[Begin Supplied information]

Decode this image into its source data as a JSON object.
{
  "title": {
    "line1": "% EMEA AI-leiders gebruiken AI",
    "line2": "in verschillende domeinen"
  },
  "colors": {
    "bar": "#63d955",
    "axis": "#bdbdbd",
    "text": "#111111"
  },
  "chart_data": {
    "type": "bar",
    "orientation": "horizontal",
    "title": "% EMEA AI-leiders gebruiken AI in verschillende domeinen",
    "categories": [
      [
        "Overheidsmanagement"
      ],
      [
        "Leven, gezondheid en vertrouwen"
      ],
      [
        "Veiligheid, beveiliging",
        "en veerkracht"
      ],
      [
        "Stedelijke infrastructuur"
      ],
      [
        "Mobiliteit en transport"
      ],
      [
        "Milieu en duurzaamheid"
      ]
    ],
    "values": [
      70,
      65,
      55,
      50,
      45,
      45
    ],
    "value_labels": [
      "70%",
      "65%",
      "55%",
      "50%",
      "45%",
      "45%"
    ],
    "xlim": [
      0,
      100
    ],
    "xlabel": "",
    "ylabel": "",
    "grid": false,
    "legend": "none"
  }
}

[End Supplied information]
[Begin Supplied information]

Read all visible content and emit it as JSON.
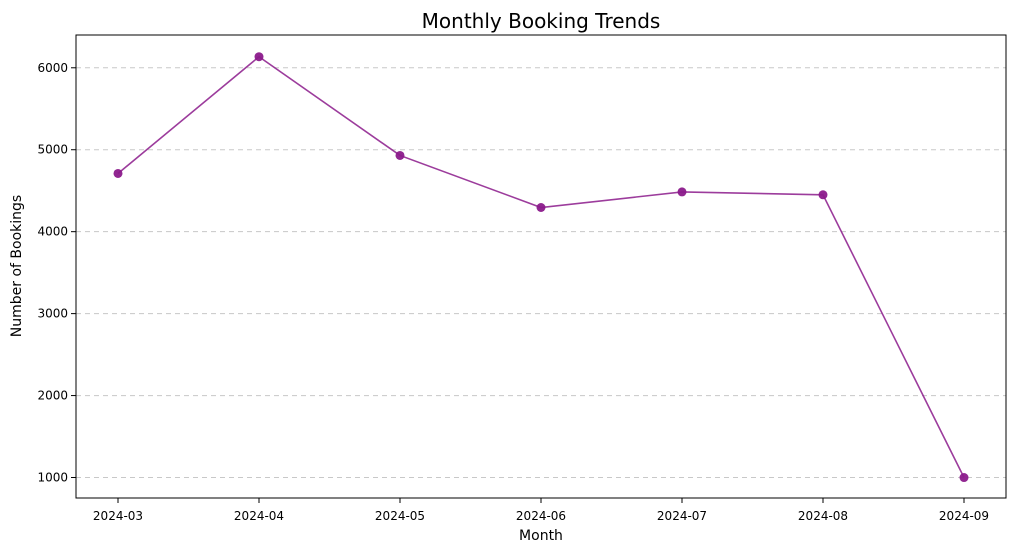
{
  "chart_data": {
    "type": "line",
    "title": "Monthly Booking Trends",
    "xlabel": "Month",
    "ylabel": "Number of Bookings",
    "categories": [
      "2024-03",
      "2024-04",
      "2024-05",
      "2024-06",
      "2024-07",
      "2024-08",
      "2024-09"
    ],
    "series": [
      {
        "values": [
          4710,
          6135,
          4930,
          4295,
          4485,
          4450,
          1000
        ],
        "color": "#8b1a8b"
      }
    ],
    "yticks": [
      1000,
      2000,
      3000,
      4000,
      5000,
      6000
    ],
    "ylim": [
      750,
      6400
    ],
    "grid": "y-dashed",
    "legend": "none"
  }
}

[End Supplied information]

Task requirements: Collect the lines of the records that include the string "gebruiken".

Result of this task:
    "line1": "% EMEA AI-leiders gebruiken AI",
    "title": "% EMEA AI-leiders gebruiken AI in verschillende domeinen",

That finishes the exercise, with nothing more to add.